Write out the material exactly, with the pictures left out.

----- Raw records

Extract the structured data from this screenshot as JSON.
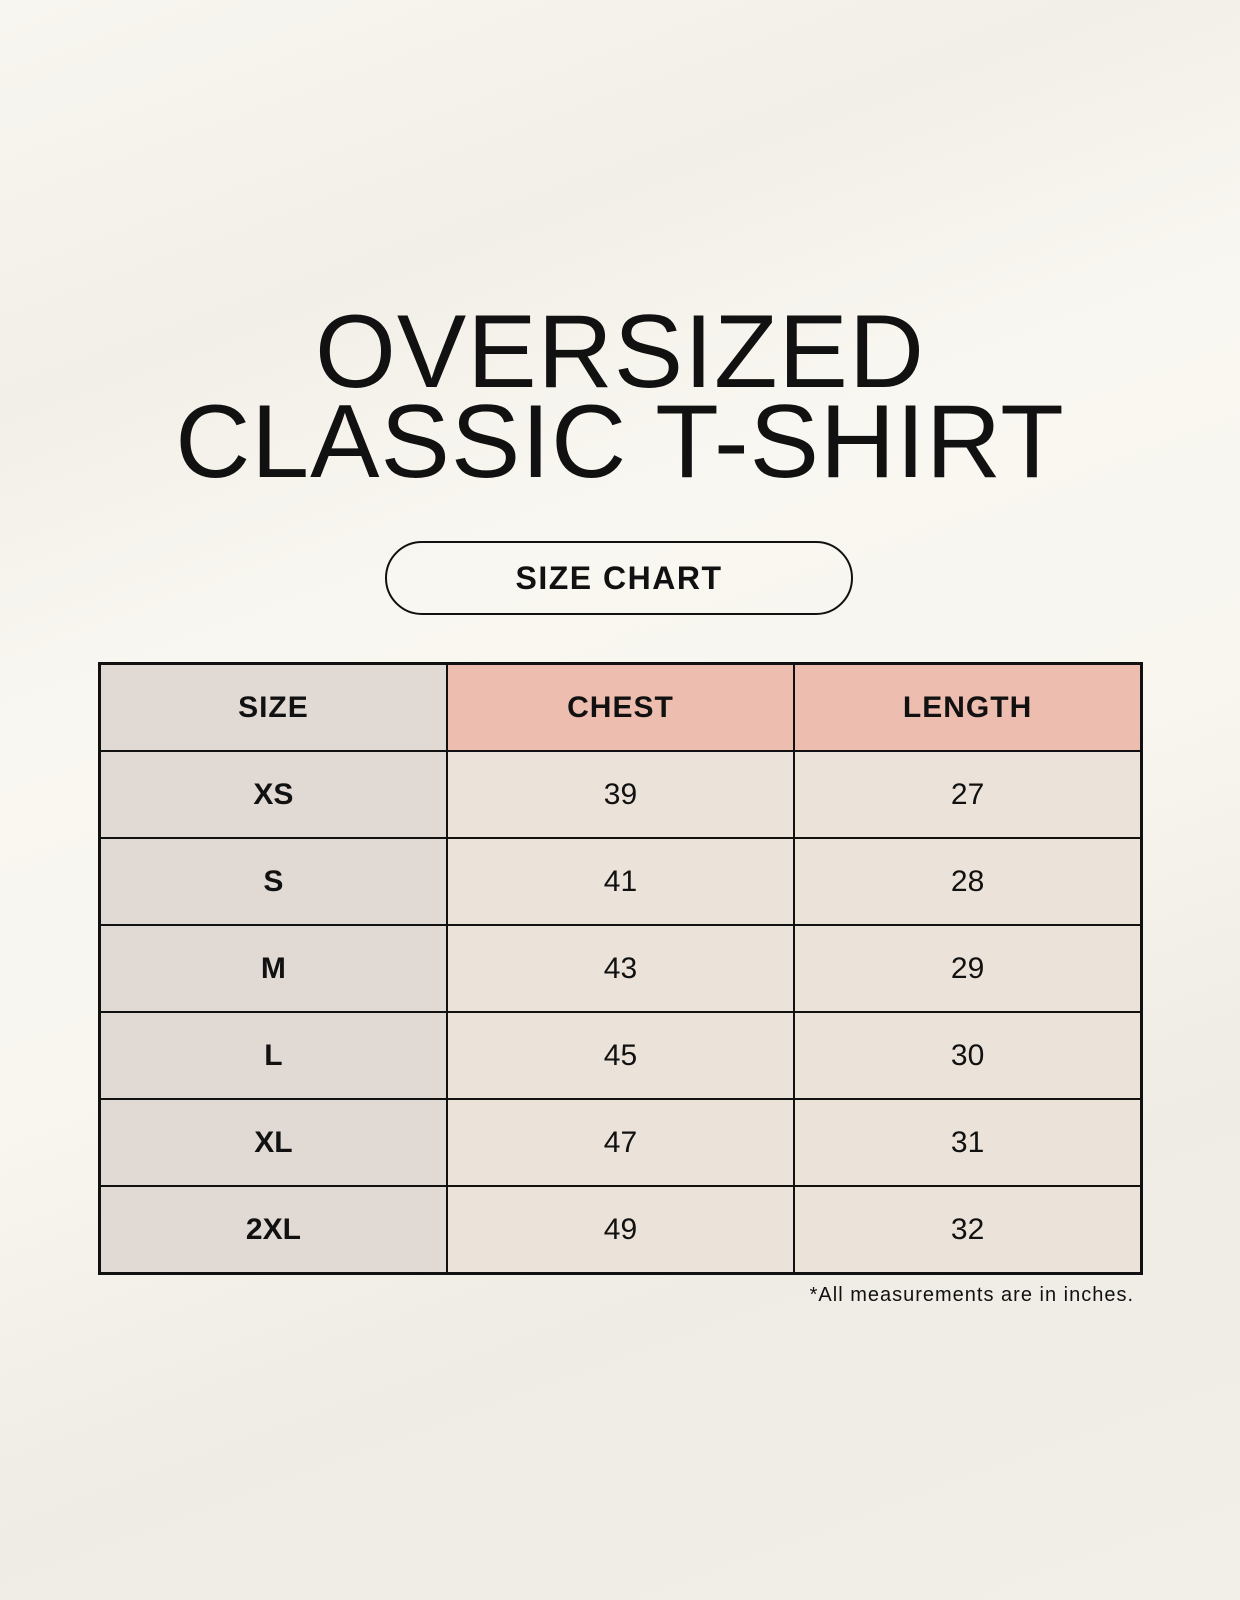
{
  "title": {
    "line1": "OVERSIZED",
    "line2": "CLASSIC T-SHIRT"
  },
  "badge": "SIZE CHART",
  "table": {
    "headers": [
      "SIZE",
      "CHEST",
      "LENGTH"
    ],
    "rows": [
      [
        "XS",
        "39",
        "27"
      ],
      [
        "S",
        "41",
        "28"
      ],
      [
        "M",
        "43",
        "29"
      ],
      [
        "L",
        "45",
        "30"
      ],
      [
        "XL",
        "47",
        "31"
      ],
      [
        "2XL",
        "49",
        "32"
      ]
    ]
  },
  "colors": {
    "size_column": "#e0d9d4",
    "header_accent": "#edbdb0",
    "cell": "#ebe3d9"
  },
  "footnote": "*All measurements are in inches."
}
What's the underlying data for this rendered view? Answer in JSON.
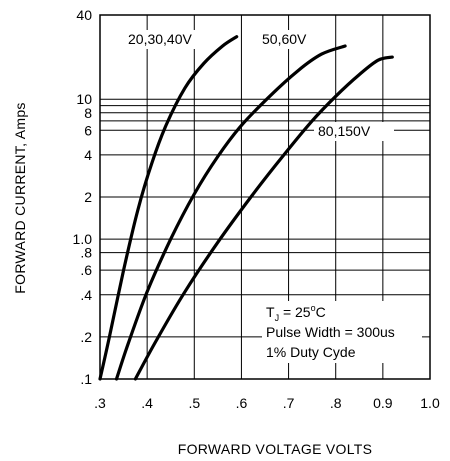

----------

The response >>
Extract the structured data from this screenshot as JSON.
{
  "title": {
    "line1": "OVERSIZED",
    "line2": "CLASSIC T-SHIRT"
  },
  "badge": "SIZE CHART",
  "table": {
    "headers": [
      "SIZE",
      "CHEST",
      "LENGTH"
    ],
    "rows": [
      [
        "XS",
        "39",
        "27"
      ],
      [
        "S",
        "41",
        "28"
      ],
      [
        "M",
        "43",
        "29"
      ],
      [
        "L",
        "45",
        "30"
      ],
      [
        "XL",
        "47",
        "31"
      ],
      [
        "2XL",
        "49",
        "32"
      ]
    ]
  },
  "colors": {
    "size_column": "#e0d9d4",
    "header_accent": "#edbdb0",
    "cell": "#ebe3d9"
  },
  "footnote": "*All measurements are in inches."
}
What's the underlying data for this rendered view? Answer in JSON.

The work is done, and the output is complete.